::: Kutipan Teks :::

Agar bacaan Al-Quran kita berkualitas dan
bermanfaat, dan dapat memberikan nilai dan ganjaran dari hasil tadabbur
kepadanya, serta memberikan pengaruh positif dan istiqamah
kepadanya, sehingga dapat mengamalkannya seperti yang telah dicontohkan
oleh Rasulullah saw dan para sahabatnya serta para salafus shaleh, maka
selayaknya memperhatikan terlebih dahulu beberapa adab dan etika yang mesti
dijalani dan komitmen dengan aturan-aturannya; baik sebelum atau saat
membaca Al-Qur'an.
Sebagian ulama banyak memberikan masukan tentang adab-adab dalam berinteraksi dengan Al-Qur'an, yang mana hal tersebut mereka dapati dari hadits-hadits Rasulullah saw dan sirah –sejarah- para sahabat, begitu pun yang mereka dapati dari hasil interaksi mereka dengan Al-Qur'an, dan pengalaman mereka yang berharga dalam mentadabburkan Al-Qur'an.
Para ulama yang menyusun cara membaca Al-Quran, juga
menjabarkan beberapa adab-adab dan sesuatu yang dibolehkan dalam membaca
Al-Qur'an dan memberikan peringatan dari hal-hal yang makruh. Dan di antara
ulama terkenal yang mempunyai perhatian terhadap adab-adab ini adalah Hujjatul
Islam; Abu Hamid Al-Ghozali. Beliau berkata dalam kitabnya “Ihya Ulumuddin”;
ada sepuluh adab dalam membaca Al-Quran untuk bisa dijadikan amalan
zhahir, dan sepuluh lainnya sebagai amalan batin yang harus diterapkan oleh
pembaca Al-Qur'an.
Sebagian ulama banyak memberikan masukan tentang adab-adab dalam berinteraksi dengan Al-Qur'an, yang mana hal tersebut mereka dapati dari hadits-hadits Rasulullah saw dan sirah –sejarah- para sahabat, begitu pun yang mereka dapati dari hasil interaksi mereka dengan Al-Qur'an, dan pengalaman mereka yang berharga dalam mentadabburkan Al-Qur'an.
Dan di antara ulama lainnya, Imam An-Nawawi yang menyusun kitab yang begitu indah dan bermanfaat yaitu “At-Tibyan Fi Adabi Hamlatil Quran” ; dalam dua bab; lima dan enam beliau mengkhususkan pembahasan tentang adab-adab membaca Al-Quran
Begitupan Imam Suyuthi menyebutkan apa yang disebutkan Imam Al-Ghozali dan An-Nawawi tentang Adab-adab membaca Al-Quran, sehingga beliau dapat menyusun kitab yang berjudul : ”Al-Itqon fi Ulumul Quran” beberapa bagian dari adab-adab membaca.
Adapun Adab-adab dalam
membaca Al-Qur'an adalah sebagai berikut :
1.

:::

▶ Tugas Anda:
Menurut kutipan teks tentang adab membaca Al-Qur'an, dalam kitab apa Abu Hamid Al-Ghozali menyebutkan sepuluh adab amalan zhahir dan sepuluh adab amalan batin bagi pembaca Al-Qur'an? Baris-baris sesudah ini merupakan bahan tersendiri yang terpisah dari kutipan teks.

::: Bahan yang Disediakan :::

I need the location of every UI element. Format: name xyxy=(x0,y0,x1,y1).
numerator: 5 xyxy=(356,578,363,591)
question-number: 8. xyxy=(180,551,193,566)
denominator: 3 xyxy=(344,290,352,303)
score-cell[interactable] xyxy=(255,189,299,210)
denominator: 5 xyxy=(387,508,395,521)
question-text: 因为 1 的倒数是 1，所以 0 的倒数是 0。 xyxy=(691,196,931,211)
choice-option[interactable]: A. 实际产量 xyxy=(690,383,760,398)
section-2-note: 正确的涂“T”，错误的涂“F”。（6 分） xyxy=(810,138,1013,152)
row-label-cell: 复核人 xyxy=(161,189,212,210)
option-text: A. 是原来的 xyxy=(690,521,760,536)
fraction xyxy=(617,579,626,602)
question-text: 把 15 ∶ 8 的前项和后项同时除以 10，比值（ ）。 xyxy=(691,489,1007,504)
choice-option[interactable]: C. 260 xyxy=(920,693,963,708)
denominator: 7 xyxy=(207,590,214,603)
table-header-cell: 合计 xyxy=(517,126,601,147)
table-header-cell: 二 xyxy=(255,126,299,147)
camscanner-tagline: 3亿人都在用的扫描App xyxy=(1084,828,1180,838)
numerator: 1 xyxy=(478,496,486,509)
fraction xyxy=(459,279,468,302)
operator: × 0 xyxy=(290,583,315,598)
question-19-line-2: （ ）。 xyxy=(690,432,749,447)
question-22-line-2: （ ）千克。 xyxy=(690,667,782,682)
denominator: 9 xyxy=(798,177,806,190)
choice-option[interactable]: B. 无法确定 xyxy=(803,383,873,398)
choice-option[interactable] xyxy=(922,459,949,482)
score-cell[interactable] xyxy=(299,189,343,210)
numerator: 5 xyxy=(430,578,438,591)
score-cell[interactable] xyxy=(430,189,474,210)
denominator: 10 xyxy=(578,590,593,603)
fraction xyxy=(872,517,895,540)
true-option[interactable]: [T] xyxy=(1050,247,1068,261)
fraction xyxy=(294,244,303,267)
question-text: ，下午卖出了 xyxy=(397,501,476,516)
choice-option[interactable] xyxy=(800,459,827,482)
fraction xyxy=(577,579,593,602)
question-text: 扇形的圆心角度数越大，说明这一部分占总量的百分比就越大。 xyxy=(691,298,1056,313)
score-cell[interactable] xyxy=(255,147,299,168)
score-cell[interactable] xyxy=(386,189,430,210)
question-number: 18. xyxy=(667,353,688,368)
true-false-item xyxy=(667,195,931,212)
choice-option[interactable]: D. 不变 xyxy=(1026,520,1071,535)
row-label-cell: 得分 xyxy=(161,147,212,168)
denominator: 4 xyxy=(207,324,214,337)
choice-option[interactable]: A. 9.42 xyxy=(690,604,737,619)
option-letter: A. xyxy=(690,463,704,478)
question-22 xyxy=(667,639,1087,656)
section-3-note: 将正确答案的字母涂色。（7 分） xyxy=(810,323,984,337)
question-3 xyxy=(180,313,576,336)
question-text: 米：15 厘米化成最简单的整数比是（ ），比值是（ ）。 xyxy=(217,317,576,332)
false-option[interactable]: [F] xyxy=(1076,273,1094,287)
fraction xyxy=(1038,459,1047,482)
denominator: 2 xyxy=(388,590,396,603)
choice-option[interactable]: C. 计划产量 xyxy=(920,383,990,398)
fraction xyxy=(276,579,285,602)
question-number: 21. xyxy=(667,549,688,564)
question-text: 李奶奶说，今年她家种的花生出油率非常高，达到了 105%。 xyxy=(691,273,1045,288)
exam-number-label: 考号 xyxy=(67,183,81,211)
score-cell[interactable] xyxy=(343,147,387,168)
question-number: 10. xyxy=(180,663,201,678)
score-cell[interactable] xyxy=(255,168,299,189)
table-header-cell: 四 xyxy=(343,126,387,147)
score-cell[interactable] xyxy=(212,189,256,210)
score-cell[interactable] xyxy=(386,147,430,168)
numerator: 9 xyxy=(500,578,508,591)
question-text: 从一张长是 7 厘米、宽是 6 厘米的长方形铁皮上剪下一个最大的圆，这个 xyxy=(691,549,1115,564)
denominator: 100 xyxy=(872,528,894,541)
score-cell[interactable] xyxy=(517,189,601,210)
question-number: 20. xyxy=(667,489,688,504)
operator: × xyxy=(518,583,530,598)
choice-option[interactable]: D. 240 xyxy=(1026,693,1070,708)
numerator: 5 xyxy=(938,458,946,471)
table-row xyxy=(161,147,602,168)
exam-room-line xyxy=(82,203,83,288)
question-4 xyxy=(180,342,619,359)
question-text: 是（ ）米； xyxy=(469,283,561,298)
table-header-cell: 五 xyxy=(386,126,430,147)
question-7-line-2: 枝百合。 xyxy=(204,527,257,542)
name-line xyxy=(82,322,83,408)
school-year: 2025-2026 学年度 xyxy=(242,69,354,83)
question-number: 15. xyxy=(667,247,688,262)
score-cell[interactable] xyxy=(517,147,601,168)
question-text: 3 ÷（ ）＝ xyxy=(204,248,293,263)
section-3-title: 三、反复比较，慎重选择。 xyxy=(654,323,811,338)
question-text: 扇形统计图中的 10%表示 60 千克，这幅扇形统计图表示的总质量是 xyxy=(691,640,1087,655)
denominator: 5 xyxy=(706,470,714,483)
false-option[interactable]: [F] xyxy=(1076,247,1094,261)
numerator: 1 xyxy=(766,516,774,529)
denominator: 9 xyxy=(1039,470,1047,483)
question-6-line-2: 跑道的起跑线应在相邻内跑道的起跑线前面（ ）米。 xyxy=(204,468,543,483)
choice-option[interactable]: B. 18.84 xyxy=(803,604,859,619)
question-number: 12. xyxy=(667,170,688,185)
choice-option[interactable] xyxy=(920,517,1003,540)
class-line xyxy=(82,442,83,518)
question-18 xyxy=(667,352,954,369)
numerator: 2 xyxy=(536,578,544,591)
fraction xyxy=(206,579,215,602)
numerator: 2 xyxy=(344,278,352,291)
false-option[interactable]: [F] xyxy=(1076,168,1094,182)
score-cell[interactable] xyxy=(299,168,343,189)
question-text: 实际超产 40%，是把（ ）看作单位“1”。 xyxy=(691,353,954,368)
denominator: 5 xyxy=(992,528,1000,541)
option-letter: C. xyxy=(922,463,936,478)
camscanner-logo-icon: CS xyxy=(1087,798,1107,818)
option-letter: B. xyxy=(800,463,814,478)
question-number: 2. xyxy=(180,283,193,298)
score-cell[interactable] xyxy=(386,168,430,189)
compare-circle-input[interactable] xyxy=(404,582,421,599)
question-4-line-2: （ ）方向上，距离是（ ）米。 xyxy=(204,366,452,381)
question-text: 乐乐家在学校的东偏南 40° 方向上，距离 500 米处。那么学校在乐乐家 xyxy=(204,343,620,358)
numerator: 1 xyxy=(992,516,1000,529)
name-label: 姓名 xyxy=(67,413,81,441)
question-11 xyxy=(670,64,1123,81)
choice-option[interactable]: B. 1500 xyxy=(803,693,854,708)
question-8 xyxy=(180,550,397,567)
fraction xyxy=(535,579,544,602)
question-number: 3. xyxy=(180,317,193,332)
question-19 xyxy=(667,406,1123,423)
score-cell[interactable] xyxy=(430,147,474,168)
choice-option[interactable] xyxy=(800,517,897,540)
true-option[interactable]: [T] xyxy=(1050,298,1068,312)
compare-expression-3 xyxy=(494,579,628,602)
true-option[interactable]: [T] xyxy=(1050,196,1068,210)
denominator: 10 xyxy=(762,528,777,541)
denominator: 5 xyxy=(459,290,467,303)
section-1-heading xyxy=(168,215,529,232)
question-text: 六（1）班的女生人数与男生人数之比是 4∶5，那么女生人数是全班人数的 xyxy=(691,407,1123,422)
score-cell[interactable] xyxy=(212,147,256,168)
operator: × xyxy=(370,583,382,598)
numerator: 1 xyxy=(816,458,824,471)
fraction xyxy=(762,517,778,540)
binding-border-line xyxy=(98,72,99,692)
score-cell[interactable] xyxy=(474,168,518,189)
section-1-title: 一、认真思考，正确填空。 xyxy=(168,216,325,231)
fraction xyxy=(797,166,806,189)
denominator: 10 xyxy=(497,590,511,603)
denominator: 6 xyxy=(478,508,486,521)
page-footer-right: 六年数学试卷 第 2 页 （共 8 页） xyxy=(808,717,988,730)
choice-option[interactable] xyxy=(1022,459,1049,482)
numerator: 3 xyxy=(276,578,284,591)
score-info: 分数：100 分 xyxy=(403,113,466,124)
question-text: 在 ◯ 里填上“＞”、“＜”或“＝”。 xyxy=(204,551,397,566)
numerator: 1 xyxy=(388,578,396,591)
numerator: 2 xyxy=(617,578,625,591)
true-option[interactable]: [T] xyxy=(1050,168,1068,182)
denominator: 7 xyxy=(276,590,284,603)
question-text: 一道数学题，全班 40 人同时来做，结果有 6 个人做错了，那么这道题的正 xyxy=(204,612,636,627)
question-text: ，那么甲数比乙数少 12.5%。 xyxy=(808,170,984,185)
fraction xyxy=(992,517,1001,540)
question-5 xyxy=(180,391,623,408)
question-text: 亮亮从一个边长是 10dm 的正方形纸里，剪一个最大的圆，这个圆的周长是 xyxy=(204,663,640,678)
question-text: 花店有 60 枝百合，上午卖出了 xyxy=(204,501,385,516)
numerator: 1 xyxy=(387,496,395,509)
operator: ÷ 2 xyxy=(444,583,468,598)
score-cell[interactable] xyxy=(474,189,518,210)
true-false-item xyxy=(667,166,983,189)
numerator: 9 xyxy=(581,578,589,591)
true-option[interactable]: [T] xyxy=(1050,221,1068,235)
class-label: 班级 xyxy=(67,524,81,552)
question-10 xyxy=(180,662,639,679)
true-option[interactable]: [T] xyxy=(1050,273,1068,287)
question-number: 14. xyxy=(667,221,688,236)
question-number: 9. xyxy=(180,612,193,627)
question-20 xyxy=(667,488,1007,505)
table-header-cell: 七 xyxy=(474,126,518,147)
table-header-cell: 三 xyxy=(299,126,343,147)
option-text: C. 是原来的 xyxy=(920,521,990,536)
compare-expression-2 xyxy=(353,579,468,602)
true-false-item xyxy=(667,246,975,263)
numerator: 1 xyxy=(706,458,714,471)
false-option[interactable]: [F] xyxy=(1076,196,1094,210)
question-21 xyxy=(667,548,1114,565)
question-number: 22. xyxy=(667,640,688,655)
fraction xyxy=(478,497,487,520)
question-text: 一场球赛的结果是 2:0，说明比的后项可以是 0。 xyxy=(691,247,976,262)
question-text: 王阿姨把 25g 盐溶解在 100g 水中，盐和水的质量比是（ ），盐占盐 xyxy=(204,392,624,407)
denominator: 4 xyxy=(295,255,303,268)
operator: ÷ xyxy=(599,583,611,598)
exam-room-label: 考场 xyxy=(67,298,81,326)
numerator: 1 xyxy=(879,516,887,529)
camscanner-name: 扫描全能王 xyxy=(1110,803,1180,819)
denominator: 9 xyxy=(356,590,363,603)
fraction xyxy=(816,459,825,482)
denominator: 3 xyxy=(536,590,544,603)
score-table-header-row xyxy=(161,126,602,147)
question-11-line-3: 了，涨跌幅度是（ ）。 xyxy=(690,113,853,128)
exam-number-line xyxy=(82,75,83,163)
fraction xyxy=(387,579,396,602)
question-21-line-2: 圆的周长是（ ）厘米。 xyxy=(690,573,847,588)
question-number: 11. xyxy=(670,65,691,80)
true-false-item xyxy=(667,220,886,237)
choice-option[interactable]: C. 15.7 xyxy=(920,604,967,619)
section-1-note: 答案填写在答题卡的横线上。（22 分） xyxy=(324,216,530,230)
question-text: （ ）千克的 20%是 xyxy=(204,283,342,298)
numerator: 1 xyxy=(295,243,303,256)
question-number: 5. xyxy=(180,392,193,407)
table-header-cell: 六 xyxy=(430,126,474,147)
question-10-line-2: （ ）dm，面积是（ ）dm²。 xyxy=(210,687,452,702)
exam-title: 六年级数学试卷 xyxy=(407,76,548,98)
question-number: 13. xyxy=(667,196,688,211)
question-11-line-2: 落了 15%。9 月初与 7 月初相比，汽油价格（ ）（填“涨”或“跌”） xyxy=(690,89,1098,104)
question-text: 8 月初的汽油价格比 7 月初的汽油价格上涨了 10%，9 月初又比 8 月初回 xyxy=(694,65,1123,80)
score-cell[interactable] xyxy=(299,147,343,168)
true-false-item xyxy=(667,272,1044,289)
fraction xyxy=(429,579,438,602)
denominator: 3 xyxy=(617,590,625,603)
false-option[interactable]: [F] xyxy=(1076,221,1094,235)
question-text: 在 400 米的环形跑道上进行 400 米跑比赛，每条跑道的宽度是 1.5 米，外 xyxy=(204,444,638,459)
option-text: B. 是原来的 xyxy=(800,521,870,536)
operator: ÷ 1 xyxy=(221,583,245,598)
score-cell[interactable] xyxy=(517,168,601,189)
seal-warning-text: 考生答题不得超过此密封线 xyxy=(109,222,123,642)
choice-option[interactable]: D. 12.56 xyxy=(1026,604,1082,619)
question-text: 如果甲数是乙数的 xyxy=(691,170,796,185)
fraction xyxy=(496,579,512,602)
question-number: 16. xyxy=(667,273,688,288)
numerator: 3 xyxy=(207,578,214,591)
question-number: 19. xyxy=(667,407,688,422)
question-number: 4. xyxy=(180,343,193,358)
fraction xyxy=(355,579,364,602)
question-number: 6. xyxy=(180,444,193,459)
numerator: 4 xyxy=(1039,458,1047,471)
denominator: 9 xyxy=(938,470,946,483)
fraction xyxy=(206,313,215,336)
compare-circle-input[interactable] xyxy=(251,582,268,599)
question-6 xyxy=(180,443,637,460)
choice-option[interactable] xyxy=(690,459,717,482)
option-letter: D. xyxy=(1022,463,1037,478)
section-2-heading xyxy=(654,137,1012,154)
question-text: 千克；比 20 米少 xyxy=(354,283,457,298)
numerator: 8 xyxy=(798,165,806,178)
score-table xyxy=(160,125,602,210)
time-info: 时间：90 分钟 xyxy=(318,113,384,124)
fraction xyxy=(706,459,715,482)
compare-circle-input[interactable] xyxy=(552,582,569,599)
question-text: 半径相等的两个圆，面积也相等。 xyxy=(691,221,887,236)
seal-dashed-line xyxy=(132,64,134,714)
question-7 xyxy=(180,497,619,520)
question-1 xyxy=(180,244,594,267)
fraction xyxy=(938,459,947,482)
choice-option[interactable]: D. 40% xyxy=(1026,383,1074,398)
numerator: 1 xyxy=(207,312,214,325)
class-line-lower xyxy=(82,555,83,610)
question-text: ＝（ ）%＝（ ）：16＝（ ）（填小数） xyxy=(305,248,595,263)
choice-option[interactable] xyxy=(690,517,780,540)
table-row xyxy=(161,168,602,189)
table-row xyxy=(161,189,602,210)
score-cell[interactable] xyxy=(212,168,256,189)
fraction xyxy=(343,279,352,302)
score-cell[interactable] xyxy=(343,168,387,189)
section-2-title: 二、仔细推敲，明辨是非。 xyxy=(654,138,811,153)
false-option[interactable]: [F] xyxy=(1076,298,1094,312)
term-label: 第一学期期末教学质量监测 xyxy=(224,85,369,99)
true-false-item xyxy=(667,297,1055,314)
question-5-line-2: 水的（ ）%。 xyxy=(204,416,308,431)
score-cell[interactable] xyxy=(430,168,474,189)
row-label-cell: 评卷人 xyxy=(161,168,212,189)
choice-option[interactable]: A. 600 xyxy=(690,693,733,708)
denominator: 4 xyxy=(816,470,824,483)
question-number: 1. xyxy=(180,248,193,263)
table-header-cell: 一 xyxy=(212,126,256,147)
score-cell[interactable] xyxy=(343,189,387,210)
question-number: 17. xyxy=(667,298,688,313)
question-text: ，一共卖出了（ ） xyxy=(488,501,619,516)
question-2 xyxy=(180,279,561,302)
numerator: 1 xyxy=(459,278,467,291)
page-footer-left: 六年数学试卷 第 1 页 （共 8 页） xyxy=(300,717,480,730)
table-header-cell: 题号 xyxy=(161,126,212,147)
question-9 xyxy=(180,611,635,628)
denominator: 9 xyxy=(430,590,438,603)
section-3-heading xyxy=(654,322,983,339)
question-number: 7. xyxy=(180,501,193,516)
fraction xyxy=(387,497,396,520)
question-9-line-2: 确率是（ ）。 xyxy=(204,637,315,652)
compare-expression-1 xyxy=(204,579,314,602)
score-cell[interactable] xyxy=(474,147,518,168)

:::

▶ Jawaban:
Dalam kitab “Ihya Ulumuddin”.